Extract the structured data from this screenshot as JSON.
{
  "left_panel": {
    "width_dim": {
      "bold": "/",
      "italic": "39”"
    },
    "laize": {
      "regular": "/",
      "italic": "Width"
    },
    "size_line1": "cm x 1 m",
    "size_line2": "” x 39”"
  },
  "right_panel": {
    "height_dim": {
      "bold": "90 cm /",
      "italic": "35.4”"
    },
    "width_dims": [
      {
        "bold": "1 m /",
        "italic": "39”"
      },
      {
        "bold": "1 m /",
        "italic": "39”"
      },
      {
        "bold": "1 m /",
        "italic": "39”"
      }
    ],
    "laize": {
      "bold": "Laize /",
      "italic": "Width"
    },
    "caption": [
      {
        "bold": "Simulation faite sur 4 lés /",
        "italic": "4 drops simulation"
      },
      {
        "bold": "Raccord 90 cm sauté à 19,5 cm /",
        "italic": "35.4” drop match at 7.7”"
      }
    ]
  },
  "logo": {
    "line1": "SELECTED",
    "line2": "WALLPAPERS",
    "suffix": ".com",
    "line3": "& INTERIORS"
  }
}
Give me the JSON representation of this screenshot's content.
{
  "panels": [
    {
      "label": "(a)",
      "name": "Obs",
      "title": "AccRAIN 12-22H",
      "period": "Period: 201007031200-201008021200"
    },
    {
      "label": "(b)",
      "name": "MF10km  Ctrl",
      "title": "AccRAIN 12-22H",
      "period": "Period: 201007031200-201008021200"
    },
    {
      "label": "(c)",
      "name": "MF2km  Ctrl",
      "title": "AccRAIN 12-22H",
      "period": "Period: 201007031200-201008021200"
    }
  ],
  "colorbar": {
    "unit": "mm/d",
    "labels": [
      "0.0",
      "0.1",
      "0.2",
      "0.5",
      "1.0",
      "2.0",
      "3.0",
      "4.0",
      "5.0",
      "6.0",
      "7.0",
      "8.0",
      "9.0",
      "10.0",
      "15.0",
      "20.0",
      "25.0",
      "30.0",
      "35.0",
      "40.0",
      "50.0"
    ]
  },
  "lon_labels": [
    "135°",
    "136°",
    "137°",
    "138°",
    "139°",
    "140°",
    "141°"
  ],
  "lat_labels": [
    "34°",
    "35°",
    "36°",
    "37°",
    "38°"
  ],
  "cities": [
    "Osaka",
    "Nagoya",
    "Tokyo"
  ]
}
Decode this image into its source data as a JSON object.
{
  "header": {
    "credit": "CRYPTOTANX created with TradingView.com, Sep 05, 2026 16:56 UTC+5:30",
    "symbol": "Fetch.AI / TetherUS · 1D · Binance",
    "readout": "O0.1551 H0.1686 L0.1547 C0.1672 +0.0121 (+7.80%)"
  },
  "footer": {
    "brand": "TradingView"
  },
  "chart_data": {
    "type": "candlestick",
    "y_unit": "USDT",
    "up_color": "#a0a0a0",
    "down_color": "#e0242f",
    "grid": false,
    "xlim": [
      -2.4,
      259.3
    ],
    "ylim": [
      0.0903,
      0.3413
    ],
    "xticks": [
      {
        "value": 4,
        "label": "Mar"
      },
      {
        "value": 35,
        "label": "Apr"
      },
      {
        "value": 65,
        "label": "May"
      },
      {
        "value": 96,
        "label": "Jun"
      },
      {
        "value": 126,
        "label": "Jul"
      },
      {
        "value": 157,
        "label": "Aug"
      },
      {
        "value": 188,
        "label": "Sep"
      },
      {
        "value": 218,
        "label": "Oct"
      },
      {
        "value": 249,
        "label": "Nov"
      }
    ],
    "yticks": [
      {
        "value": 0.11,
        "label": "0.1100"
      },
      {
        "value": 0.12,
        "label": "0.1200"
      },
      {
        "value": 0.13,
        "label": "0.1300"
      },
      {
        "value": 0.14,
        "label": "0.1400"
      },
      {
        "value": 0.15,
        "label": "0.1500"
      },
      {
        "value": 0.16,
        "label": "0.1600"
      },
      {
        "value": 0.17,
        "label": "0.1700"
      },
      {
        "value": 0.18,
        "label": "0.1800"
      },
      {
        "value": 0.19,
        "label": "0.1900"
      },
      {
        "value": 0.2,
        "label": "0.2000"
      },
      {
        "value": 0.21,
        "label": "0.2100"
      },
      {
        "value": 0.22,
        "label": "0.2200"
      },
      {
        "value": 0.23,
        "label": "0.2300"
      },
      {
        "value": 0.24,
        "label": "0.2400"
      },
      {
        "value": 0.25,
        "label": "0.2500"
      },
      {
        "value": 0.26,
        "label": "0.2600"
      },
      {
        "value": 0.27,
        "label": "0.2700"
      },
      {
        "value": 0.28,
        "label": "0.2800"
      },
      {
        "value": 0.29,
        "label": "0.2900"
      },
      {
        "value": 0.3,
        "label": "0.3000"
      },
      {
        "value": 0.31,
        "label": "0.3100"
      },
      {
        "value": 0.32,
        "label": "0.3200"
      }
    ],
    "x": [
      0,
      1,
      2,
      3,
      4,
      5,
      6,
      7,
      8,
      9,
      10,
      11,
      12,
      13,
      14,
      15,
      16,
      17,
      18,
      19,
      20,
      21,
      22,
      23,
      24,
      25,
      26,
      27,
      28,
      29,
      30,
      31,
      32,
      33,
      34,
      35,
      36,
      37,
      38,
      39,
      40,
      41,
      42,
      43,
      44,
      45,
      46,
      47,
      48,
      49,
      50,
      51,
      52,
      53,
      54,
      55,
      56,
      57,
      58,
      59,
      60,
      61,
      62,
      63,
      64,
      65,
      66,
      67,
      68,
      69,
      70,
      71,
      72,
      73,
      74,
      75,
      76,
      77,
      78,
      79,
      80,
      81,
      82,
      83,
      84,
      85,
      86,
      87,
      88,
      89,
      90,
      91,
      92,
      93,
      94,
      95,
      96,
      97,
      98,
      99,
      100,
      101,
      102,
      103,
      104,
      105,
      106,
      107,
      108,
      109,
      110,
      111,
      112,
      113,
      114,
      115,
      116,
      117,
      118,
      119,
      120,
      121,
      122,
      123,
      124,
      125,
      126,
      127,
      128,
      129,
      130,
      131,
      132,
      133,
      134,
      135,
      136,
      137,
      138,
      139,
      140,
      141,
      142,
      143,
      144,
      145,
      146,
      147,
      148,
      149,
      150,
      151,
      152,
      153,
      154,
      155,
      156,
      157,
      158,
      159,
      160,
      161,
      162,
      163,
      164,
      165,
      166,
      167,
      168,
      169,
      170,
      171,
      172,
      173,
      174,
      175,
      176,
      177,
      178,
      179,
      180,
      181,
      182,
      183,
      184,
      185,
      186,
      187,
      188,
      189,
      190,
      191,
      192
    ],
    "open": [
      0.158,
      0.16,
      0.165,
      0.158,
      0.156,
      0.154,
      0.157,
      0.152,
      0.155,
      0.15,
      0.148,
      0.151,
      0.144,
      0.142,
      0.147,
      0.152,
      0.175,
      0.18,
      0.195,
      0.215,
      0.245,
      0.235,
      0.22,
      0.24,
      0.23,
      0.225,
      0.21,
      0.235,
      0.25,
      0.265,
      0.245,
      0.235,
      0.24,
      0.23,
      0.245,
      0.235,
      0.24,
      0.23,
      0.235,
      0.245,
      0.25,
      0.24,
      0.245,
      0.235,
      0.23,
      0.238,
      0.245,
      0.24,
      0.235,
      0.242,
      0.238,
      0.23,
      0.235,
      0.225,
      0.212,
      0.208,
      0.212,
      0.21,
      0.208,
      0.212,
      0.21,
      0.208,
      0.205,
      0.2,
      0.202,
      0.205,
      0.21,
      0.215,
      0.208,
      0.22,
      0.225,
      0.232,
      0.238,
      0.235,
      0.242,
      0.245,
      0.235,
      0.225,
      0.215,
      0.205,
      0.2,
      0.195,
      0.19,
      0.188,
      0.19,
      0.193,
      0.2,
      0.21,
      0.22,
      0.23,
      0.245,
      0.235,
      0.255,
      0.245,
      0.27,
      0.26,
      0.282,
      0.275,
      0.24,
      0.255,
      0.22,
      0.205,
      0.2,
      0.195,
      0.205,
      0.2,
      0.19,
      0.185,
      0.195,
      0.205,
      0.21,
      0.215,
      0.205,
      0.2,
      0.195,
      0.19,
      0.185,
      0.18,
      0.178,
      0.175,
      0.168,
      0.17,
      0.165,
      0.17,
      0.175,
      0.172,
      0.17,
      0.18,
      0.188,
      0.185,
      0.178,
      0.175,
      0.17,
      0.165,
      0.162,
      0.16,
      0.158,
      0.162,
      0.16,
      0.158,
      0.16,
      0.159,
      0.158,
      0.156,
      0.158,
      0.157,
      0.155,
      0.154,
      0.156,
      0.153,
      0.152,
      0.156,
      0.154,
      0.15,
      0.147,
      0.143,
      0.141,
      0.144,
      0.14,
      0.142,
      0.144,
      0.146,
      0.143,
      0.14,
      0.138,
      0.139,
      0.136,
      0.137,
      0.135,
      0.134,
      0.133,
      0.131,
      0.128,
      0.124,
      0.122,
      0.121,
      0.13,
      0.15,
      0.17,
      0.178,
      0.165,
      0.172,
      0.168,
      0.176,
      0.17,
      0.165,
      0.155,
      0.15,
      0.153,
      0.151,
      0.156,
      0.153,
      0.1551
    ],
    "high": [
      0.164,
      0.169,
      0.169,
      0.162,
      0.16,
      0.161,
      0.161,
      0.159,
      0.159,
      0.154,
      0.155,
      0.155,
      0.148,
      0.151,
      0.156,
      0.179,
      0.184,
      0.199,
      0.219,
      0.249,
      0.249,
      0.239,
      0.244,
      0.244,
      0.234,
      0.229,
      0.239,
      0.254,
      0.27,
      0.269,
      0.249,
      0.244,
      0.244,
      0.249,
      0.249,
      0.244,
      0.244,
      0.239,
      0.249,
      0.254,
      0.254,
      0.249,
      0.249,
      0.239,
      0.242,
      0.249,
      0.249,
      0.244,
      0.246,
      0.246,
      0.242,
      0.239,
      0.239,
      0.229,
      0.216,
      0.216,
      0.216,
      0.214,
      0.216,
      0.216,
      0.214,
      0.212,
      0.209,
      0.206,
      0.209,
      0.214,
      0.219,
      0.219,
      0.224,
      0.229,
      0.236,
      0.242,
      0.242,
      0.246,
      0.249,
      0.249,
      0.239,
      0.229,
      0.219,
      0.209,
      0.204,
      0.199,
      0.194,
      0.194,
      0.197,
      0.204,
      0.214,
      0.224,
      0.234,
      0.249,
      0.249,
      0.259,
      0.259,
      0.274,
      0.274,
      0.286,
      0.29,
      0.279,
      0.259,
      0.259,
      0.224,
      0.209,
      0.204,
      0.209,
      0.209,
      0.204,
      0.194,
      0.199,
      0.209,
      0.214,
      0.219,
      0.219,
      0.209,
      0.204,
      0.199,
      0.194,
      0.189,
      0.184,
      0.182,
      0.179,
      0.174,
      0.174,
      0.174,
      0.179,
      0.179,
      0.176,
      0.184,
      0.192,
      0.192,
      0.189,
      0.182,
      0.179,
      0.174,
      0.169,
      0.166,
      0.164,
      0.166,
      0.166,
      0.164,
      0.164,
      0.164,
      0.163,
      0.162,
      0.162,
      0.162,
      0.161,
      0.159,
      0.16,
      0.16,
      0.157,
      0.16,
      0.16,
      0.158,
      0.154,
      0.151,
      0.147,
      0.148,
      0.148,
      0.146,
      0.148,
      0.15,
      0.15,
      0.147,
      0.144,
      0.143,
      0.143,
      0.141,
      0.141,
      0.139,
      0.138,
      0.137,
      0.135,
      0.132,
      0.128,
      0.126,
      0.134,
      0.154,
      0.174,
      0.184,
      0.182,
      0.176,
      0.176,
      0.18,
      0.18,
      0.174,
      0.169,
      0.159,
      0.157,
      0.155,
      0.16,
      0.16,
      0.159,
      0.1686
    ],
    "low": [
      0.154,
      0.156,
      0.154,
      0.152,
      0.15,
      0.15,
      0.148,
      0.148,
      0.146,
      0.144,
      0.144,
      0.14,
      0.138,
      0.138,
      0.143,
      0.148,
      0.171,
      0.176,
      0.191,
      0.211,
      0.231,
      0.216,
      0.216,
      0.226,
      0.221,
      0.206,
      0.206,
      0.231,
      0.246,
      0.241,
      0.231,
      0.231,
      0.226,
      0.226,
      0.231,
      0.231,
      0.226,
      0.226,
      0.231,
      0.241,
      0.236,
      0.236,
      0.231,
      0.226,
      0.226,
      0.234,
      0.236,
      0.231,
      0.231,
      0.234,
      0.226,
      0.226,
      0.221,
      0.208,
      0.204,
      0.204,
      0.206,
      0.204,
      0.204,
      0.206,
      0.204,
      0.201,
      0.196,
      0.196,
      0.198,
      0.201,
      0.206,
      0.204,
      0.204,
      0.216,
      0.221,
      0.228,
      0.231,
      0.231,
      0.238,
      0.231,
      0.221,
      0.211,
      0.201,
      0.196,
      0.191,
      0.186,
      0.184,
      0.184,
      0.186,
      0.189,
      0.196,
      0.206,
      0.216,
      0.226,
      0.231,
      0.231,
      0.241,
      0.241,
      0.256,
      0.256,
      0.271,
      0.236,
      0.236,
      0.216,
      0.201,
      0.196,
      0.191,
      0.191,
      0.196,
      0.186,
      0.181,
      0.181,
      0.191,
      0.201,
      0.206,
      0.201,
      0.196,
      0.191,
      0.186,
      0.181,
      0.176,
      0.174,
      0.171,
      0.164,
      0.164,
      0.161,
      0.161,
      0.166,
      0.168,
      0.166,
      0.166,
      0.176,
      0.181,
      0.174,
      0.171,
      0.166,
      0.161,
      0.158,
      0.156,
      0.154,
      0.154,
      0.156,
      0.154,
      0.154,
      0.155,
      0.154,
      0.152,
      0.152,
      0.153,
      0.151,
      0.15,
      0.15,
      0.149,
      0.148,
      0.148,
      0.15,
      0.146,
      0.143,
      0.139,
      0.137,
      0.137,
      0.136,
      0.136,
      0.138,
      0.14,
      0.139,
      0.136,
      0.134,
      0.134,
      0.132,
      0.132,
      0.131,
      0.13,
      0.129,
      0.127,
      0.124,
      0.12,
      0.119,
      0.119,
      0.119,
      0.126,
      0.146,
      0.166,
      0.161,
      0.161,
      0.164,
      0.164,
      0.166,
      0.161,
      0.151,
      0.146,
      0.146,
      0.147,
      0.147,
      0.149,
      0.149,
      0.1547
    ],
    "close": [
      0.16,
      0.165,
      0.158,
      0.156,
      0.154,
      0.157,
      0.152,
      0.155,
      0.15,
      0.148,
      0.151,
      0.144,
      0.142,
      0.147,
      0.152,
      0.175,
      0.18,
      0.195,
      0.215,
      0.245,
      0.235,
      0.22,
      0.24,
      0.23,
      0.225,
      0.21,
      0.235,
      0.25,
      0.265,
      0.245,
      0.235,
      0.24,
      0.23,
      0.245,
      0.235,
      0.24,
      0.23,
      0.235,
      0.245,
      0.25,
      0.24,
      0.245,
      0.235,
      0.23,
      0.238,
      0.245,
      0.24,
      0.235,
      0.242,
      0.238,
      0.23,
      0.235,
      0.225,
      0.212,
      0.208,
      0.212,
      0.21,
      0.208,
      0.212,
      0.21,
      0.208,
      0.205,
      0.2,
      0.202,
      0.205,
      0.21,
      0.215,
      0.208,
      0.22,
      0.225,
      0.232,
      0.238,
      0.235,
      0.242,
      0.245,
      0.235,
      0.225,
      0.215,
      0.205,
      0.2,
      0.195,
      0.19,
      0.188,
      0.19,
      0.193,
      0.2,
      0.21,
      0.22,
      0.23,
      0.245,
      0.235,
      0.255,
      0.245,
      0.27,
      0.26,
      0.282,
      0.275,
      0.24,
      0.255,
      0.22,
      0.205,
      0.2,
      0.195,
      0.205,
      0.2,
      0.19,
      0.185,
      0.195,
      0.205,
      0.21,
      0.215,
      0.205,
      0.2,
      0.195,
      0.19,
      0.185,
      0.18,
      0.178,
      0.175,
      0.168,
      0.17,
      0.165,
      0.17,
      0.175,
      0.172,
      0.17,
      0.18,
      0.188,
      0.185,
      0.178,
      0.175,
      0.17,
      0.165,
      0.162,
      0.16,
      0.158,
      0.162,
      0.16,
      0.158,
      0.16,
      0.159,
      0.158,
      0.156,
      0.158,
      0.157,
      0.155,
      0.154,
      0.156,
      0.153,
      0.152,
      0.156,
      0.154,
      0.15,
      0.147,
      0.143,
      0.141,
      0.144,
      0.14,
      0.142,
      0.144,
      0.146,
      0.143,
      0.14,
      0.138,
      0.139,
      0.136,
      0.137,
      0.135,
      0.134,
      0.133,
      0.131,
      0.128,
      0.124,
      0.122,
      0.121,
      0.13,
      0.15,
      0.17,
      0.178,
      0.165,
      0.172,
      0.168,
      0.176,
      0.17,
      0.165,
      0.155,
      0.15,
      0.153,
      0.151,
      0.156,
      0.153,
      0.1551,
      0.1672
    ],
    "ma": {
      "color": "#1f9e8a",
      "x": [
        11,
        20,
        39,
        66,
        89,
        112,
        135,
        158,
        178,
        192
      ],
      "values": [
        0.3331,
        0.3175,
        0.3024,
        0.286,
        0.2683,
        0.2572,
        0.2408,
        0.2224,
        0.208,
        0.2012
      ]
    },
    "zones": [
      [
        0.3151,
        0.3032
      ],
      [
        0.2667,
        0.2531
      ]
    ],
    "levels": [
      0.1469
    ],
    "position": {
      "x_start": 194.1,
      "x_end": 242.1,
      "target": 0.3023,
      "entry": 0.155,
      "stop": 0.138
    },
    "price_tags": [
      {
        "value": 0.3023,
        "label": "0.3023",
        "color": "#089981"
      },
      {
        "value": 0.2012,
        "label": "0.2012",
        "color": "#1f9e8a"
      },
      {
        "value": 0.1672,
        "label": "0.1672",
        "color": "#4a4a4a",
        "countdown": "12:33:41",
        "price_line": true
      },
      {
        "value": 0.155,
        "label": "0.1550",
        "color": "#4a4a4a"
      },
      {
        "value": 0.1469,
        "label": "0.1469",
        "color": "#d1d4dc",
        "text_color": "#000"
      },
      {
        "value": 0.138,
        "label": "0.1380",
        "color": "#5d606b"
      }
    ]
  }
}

::::::::::

Using the listing above, work out how many of its lines include "this", and give only the result.

3